◆ **EXERCISE DIRECTIONS**
Output the full material exactly as it appears here.

◆ **ENTRIES SHOWN**

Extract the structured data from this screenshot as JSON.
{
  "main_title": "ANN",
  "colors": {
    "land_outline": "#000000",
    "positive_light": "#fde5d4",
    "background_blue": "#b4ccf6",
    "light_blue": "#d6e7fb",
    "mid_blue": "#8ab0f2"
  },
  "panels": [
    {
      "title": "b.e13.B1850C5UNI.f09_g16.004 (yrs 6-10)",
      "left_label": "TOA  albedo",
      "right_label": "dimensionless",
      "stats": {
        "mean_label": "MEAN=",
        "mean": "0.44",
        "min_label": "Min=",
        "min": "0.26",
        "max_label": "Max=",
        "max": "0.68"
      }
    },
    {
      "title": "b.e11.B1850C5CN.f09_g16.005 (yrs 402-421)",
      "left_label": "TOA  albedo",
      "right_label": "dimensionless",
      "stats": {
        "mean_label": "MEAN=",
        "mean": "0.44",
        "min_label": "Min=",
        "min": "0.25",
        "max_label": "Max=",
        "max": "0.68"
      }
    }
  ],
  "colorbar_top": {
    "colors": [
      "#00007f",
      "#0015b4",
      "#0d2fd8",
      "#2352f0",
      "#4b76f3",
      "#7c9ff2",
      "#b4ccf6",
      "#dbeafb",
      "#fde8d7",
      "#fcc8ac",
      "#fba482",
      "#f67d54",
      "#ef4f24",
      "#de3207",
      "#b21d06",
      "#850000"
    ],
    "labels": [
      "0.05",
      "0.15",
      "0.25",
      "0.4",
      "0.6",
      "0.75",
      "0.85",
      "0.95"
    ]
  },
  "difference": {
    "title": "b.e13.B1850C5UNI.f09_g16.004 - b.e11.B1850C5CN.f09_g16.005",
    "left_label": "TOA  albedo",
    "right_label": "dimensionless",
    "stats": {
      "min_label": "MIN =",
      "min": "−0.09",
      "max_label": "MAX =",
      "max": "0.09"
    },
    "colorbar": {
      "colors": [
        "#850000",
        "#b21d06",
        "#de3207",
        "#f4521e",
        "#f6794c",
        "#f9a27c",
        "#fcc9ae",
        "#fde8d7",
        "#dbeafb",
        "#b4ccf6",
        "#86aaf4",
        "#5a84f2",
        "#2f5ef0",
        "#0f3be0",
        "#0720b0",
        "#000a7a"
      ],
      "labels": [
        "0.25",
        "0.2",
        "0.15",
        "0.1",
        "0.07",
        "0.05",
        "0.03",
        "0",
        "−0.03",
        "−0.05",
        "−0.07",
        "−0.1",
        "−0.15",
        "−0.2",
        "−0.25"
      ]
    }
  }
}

◆ **REPLY**
Extract the structured data from this screenshot as JSON.
{
  "main_title": "ANN",
  "colors": {
    "land_outline": "#000000",
    "positive_light": "#fde5d4",
    "background_blue": "#b4ccf6",
    "light_blue": "#d6e7fb",
    "mid_blue": "#8ab0f2"
  },
  "panels": [
    {
      "title": "b.e13.B1850C5UNI.f09_g16.004 (yrs 6-10)",
      "left_label": "TOA  albedo",
      "right_label": "dimensionless",
      "stats": {
        "mean_label": "MEAN=",
        "mean": "0.44",
        "min_label": "Min=",
        "min": "0.26",
        "max_label": "Max=",
        "max": "0.68"
      }
    },
    {
      "title": "b.e11.B1850C5CN.f09_g16.005 (yrs 402-421)",
      "left_label": "TOA  albedo",
      "right_label": "dimensionless",
      "stats": {
        "mean_label": "MEAN=",
        "mean": "0.44",
        "min_label": "Min=",
        "min": "0.25",
        "max_label": "Max=",
        "max": "0.68"
      }
    }
  ],
  "colorbar_top": {
    "colors": [
      "#00007f",
      "#0015b4",
      "#0d2fd8",
      "#2352f0",
      "#4b76f3",
      "#7c9ff2",
      "#b4ccf6",
      "#dbeafb",
      "#fde8d7",
      "#fcc8ac",
      "#fba482",
      "#f67d54",
      "#ef4f24",
      "#de3207",
      "#b21d06",
      "#850000"
    ],
    "labels": [
      "0.05",
      "0.15",
      "0.25",
      "0.4",
      "0.6",
      "0.75",
      "0.85",
      "0.95"
    ]
  },
  "difference": {
    "title": "b.e13.B1850C5UNI.f09_g16.004 - b.e11.B1850C5CN.f09_g16.005",
    "left_label": "TOA  albedo",
    "right_label": "dimensionless",
    "stats": {
      "min_label": "MIN =",
      "min": "−0.09",
      "max_label": "MAX =",
      "max": "0.09"
    },
    "colorbar": {
      "colors": [
        "#850000",
        "#b21d06",
        "#de3207",
        "#f4521e",
        "#f6794c",
        "#f9a27c",
        "#fcc9ae",
        "#fde8d7",
        "#dbeafb",
        "#b4ccf6",
        "#86aaf4",
        "#5a84f2",
        "#2f5ef0",
        "#0f3be0",
        "#0720b0",
        "#000a7a"
      ],
      "labels": [
        "0.25",
        "0.2",
        "0.15",
        "0.1",
        "0.07",
        "0.05",
        "0.03",
        "0",
        "−0.03",
        "−0.05",
        "−0.07",
        "−0.1",
        "−0.15",
        "−0.2",
        "−0.25"
      ]
    }
  }
}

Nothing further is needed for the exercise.